■ What you need to do: Filter the entries that follow, copying every line in which the word "average" appears.

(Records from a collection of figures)
------------------------------------------------------------------------

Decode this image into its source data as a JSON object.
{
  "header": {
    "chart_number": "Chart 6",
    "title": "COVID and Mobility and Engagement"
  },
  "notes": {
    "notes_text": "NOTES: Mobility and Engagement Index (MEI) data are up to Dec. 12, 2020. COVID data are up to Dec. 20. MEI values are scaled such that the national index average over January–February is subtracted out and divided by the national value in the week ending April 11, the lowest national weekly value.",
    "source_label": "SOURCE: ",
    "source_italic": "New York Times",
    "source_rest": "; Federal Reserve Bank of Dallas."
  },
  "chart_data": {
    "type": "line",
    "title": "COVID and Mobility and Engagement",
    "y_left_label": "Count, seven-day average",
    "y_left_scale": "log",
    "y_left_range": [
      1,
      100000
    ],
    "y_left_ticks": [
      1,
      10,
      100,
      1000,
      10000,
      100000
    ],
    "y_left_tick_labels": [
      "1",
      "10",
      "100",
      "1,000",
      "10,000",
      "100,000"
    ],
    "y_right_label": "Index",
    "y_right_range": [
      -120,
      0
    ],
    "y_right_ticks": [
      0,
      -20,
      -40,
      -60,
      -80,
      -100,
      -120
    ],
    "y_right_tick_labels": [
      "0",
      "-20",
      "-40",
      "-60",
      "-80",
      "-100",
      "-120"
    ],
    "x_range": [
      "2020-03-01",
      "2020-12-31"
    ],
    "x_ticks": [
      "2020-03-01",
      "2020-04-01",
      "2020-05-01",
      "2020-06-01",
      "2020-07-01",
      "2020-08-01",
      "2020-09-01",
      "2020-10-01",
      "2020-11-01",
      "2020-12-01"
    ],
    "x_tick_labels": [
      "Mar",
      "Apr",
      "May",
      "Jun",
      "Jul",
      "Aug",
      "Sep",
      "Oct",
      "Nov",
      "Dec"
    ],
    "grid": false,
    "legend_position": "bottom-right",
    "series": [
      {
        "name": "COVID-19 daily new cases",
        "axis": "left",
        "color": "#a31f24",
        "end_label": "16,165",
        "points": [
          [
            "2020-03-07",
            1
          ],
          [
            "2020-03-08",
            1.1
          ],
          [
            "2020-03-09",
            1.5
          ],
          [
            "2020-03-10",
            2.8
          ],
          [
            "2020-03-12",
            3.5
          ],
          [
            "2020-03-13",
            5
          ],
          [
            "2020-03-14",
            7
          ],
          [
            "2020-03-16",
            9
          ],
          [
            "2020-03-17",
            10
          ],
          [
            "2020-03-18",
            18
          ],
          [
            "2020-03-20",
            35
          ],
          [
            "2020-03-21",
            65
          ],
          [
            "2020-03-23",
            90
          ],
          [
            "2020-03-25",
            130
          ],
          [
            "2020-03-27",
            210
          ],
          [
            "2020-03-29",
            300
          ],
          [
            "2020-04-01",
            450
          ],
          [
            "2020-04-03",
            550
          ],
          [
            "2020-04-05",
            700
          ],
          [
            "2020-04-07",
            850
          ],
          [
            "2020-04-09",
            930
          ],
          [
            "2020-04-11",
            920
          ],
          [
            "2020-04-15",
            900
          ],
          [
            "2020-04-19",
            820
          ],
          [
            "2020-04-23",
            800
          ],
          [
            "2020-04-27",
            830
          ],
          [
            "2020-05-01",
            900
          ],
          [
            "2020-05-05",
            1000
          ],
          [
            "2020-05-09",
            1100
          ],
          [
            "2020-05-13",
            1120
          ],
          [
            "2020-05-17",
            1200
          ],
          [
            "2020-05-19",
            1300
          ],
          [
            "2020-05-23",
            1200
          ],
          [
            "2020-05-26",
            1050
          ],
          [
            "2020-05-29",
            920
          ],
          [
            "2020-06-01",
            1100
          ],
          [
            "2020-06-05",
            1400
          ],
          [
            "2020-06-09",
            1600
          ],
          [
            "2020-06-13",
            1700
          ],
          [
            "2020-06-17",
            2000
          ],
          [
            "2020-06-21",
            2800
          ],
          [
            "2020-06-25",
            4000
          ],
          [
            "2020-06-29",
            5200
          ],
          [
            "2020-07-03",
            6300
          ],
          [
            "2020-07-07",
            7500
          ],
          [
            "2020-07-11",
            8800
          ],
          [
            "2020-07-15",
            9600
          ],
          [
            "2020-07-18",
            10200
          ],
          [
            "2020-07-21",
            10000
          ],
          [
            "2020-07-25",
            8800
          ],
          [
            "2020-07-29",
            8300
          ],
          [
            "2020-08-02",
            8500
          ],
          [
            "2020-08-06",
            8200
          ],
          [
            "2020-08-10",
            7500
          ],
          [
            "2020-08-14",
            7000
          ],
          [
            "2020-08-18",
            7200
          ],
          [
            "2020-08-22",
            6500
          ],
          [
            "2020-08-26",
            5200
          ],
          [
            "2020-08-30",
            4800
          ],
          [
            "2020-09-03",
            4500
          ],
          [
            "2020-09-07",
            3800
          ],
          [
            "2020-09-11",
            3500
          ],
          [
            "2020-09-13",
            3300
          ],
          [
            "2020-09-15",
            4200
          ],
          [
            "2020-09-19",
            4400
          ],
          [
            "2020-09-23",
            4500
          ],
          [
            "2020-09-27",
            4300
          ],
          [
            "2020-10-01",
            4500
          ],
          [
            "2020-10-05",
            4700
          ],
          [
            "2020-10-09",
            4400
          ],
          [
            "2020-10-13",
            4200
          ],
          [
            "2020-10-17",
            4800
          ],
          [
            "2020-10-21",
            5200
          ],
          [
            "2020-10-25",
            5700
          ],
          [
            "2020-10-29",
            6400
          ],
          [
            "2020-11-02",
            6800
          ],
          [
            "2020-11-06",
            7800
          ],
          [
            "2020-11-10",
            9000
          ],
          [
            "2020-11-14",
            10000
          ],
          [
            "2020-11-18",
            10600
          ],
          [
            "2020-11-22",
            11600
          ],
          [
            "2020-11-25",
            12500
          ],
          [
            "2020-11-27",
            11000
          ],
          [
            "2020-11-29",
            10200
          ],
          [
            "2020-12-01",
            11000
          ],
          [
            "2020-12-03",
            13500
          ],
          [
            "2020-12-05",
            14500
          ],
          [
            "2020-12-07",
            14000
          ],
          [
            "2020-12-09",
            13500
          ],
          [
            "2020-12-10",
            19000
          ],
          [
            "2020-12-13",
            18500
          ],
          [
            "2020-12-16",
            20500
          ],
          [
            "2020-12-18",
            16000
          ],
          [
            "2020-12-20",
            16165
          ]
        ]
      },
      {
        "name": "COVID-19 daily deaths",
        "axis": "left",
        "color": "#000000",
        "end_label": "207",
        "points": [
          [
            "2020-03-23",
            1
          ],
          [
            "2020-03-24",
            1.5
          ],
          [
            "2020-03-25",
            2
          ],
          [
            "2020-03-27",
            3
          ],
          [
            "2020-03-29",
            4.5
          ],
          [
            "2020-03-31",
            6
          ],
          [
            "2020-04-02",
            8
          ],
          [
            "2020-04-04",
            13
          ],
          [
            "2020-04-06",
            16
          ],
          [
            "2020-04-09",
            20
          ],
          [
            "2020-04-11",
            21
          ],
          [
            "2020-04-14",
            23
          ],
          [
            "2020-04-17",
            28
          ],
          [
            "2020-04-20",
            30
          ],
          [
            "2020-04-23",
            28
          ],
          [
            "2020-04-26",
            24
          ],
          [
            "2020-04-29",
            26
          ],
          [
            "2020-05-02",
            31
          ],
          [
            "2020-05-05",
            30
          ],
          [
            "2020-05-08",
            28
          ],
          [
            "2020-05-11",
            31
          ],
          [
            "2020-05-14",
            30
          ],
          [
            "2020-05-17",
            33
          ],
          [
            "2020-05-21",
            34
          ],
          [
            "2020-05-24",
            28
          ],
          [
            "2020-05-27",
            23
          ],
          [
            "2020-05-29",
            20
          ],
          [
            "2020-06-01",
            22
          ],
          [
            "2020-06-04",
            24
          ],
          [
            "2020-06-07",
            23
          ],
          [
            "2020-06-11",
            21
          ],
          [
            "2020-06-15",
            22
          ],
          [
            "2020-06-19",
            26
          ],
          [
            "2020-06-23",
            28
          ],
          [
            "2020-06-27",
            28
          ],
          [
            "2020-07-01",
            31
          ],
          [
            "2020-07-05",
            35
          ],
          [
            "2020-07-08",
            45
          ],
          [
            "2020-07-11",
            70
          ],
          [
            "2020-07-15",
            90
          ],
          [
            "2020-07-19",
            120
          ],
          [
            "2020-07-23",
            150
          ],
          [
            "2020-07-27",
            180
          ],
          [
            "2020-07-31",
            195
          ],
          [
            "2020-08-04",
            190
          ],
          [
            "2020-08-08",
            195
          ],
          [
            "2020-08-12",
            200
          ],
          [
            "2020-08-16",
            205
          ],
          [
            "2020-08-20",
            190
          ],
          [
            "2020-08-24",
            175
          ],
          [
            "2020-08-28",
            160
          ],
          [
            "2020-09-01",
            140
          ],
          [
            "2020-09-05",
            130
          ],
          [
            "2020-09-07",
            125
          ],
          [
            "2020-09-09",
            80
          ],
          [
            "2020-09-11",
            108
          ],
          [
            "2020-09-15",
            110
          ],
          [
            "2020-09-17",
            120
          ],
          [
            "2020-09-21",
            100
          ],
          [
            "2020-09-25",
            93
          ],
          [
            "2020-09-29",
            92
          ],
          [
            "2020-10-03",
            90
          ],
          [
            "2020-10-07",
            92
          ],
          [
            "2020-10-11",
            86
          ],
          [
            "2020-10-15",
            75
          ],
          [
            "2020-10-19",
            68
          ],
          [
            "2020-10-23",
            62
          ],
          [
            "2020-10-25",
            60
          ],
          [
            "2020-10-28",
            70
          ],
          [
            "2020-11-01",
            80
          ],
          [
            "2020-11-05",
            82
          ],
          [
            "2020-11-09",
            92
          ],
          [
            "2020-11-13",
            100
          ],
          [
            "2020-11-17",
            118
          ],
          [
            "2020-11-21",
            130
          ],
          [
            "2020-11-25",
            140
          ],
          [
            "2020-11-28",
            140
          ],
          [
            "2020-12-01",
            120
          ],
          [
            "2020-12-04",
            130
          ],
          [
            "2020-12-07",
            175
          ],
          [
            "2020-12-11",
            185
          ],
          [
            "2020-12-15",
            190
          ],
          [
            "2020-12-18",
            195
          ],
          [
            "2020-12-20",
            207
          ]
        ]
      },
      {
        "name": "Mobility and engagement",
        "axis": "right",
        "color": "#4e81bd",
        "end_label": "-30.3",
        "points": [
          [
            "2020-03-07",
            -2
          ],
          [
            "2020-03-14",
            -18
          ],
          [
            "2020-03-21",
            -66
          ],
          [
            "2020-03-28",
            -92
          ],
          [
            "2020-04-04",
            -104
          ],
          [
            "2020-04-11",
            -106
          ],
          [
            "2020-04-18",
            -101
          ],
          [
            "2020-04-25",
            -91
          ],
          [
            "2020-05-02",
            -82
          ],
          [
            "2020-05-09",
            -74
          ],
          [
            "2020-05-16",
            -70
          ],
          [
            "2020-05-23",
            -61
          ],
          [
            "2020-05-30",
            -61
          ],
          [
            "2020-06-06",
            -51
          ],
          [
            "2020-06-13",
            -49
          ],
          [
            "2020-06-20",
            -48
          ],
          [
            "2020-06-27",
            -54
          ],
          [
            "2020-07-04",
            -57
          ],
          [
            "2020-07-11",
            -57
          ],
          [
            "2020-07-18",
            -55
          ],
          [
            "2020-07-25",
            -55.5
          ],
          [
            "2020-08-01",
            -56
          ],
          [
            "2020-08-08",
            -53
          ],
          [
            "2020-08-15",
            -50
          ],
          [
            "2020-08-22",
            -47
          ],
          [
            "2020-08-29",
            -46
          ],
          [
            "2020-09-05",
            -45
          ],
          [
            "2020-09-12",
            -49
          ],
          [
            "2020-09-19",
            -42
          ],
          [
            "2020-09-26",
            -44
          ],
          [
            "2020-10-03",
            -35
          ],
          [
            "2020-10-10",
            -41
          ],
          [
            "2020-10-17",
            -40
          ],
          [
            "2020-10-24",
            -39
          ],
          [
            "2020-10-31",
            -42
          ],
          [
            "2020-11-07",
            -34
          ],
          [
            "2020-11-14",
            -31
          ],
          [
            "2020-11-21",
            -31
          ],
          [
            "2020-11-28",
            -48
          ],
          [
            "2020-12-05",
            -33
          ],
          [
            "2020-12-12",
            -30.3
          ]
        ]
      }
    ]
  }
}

------------------------------------------------------------------------

■ Solution to this problem:
    "notes_text": "NOTES: Mobility and Engagement Index (MEI) data are up to Dec. 12, 2020. COVID data are up to Dec. 20. MEI values are scaled such that the national index average over January–February is subtracted out and divided by the national value in the week ending April 11, the lowest national weekly value.",
    "y_left_label": "Count, seven-day average",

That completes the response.